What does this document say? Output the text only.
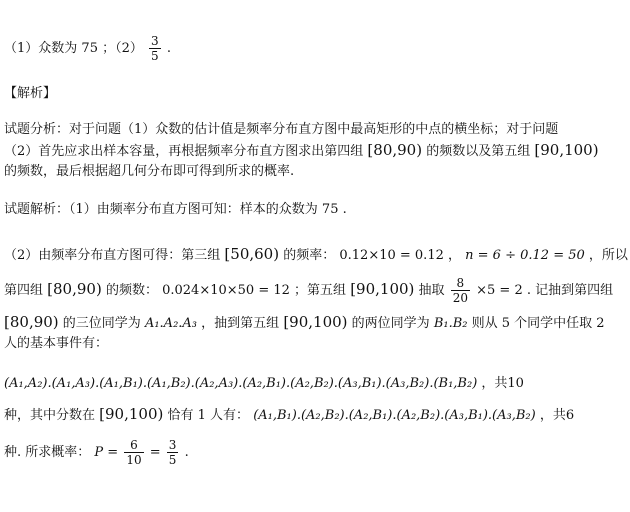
（1）众数为 75 ；$(2) \frac{3}{5}$ .
【解析】
试题分析：对于问题（1）众数的估计值是频率分布直方图中最高矩形的中点的横坐标；对于问题
（2）首先应求出样本容量，再根据频率分布直方图求出第四组 [80,90) 的频数以及第五组 [90,100)
的频数，最后根据超几何分布即可得到所求的概率.
试题解析：（1）由频率分布直方图可知：样本的众数为 75 .
（2）由频率分布直方图可得：第三组 [50,60) 的频率： 0.12×10 = 0.12 ， n = 6 ÷ 0.12 = 50 ，所以
第四组 [80,90) 的频数： 0.024×10×50 = 12 ；第五组 [90,100) 抽取 $\frac{8}{20} \times 5 = 2$ . 记抽到第四组
[80,90) 的三位同学为 A₁.A₂.A₃ ，抽到第五组 [90,100) 的两位同学为 B₁.B₂ 则从 5 个同学中任取 2
人的基本事件有：
(A₁,A₂).(A₁,A₃).(A₁,B₁).(A₁,B₂).(A₂,A₃).(A₂,B₁).(A₂,B₂).(A₃,B₁).(A₃,B₂).(B₁,B₂) ，共10
种，其中分数在 [90,100) 恰有 1 人有： (A₁,B₁).(A₂,B₂).(A₂,B₁).(A₂,B₂).(A₃,B₁).(A₃,B₂) ，共6
种. 所求概率： $P = \frac{6}{10} = \frac{3}{5}$ .
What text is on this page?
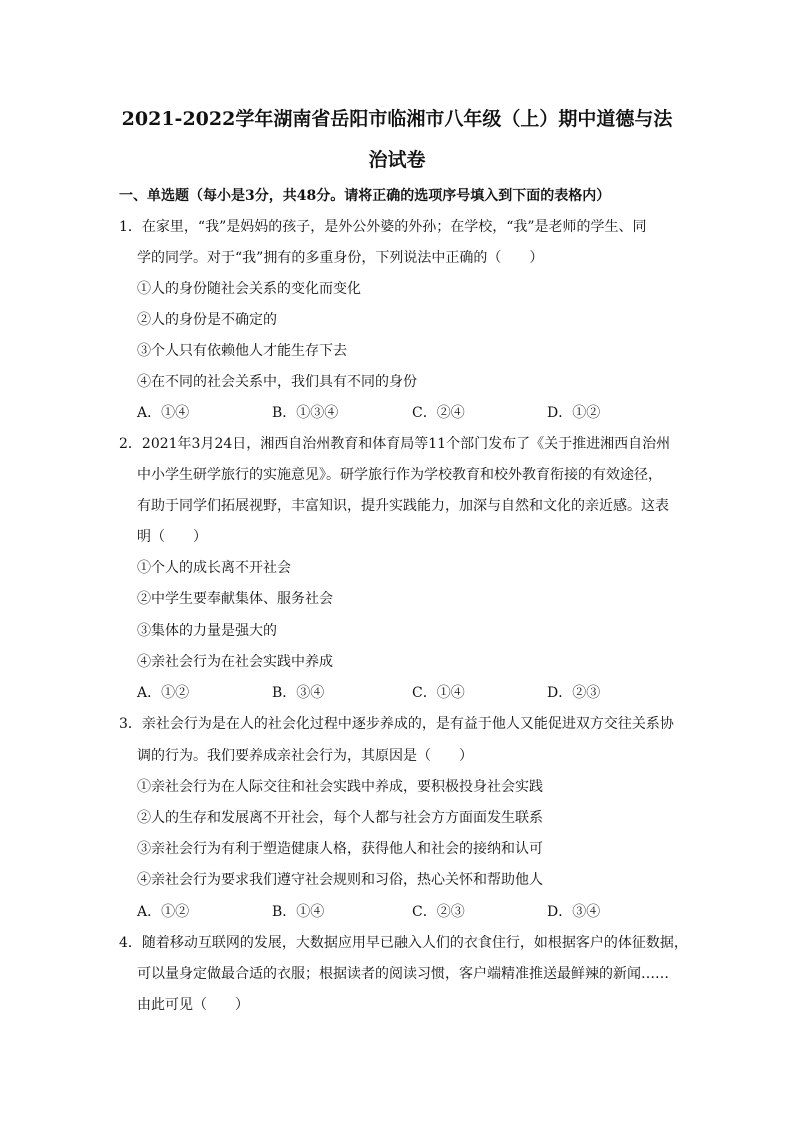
2021-2022学年湖南省岳阳市临湘市八年级（上）期中道德与法
治试卷
一、单选题（每小是3分，共48分。请将正确的选项序号填入到下面的表格内）
1．在家里，“我”是妈妈的孩子，是外公外婆的外孙；在学校，“我”是老师的学生、同
学的同学。对于“我”拥有的多重身份，下列说法中正确的（　　）
①人的身份随社会关系的变化而变化
②人的身份是不确定的
③个人只有依赖他人才能生存下去
④在不同的社会关系中，我们具有不同的身份
A．①④	B．①③④	C．②④	D．①②
2．2021年3月24日，湘西自治州教育和体育局等11个部门发布了《关于推进湘西自治州
中小学生研学旅行的实施意见》。研学旅行作为学校教育和校外教育衔接的有效途径，
有助于同学们拓展视野，丰富知识，提升实践能力，加深与自然和文化的亲近感。这表
明（　　）
①个人的成长离不开社会
②中学生要奉献集体、服务社会
③集体的力量是强大的
④亲社会行为在社会实践中养成
A．①②	B．③④	C．①④	D．②③
3．亲社会行为是在人的社会化过程中逐步养成的，是有益于他人又能促进双方交往关系协
调的行为。我们要养成亲社会行为，其原因是（　　）
①亲社会行为在人际交往和社会实践中养成，要积极投身社会实践
②人的生存和发展离不开社会，每个人都与社会方方面面发生联系
③亲社会行为有利于塑造健康人格，获得他人和社会的接纳和认可
④亲社会行为要求我们遵守社会规则和习俗，热心关怀和帮助他人
A．①②	B．①④	C．②③	D．③④
4．随着移动互联网的发展，大数据应用早已融入人们的衣食住行，如根据客户的体征数据，
可以量身定做最合适的衣服；根据读者的阅读习惯，客户端精准推送最鲜辣的新闻……
由此可见（　　）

....

§ STATED GOAL
Retype the data above exactly; pictures are not part of the copy.

§ EXPECTED ANSWER
What does this document say? Output the text only.
（1）众数为 75 ；$(2) \frac{3}{5}$ .
【解析】
试题分析：对于问题（1）众数的估计值是频率分布直方图中最高矩形的中点的横坐标；对于问题
（2）首先应求出样本容量，再根据频率分布直方图求出第四组 [80,90) 的频数以及第五组 [90,100)
的频数，最后根据超几何分布即可得到所求的概率.
试题解析：（1）由频率分布直方图可知：样本的众数为 75 .
（2）由频率分布直方图可得：第三组 [50,60) 的频率： 0.12×10 = 0.12 ， n = 6 ÷ 0.12 = 50 ，所以
第四组 [80,90) 的频数： 0.024×10×50 = 12 ；第五组 [90,100) 抽取 $\frac{8}{20} \times 5 = 2$ . 记抽到第四组
[80,90) 的三位同学为 A₁.A₂.A₃ ，抽到第五组 [90,100) 的两位同学为 B₁.B₂ 则从 5 个同学中任取 2
人的基本事件有：
(A₁,A₂).(A₁,A₃).(A₁,B₁).(A₁,B₂).(A₂,A₃).(A₂,B₁).(A₂,B₂).(A₃,B₁).(A₃,B₂).(B₁,B₂) ，共10
种，其中分数在 [90,100) 恰有 1 人有： (A₁,B₁).(A₂,B₂).(A₂,B₁).(A₂,B₂).(A₃,B₁).(A₃,B₂) ，共6
种. 所求概率： $P = \frac{6}{10} = \frac{3}{5}$ .
What text is on this page?
2021-2022学年湖南省岳阳市临湘市八年级（上）期中道德与法
治试卷
一、单选题（每小是3分，共48分。请将正确的选项序号填入到下面的表格内）
1．在家里，“我”是妈妈的孩子，是外公外婆的外孙；在学校，“我”是老师的学生、同
学的同学。对于“我”拥有的多重身份，下列说法中正确的（　　）
①人的身份随社会关系的变化而变化
②人的身份是不确定的
③个人只有依赖他人才能生存下去
④在不同的社会关系中，我们具有不同的身份
A．①④	B．①③④	C．②④	D．①②
2．2021年3月24日，湘西自治州教育和体育局等11个部门发布了《关于推进湘西自治州
中小学生研学旅行的实施意见》。研学旅行作为学校教育和校外教育衔接的有效途径，
有助于同学们拓展视野，丰富知识，提升实践能力，加深与自然和文化的亲近感。这表
明（　　）
①个人的成长离不开社会
②中学生要奉献集体、服务社会
③集体的力量是强大的
④亲社会行为在社会实践中养成
A．①②	B．③④	C．①④	D．②③
3．亲社会行为是在人的社会化过程中逐步养成的，是有益于他人又能促进双方交往关系协
调的行为。我们要养成亲社会行为，其原因是（　　）
①亲社会行为在人际交往和社会实践中养成，要积极投身社会实践
②人的生存和发展离不开社会，每个人都与社会方方面面发生联系
③亲社会行为有利于塑造健康人格，获得他人和社会的接纳和认可
④亲社会行为要求我们遵守社会规则和习俗，热心关怀和帮助他人
A．①②	B．①④	C．②③	D．③④
4．随着移动互联网的发展，大数据应用早已融入人们的衣食住行，如根据客户的体征数据，
可以量身定做最合适的衣服；根据读者的阅读习惯，客户端精准推送最鲜辣的新闻……
由此可见（　　）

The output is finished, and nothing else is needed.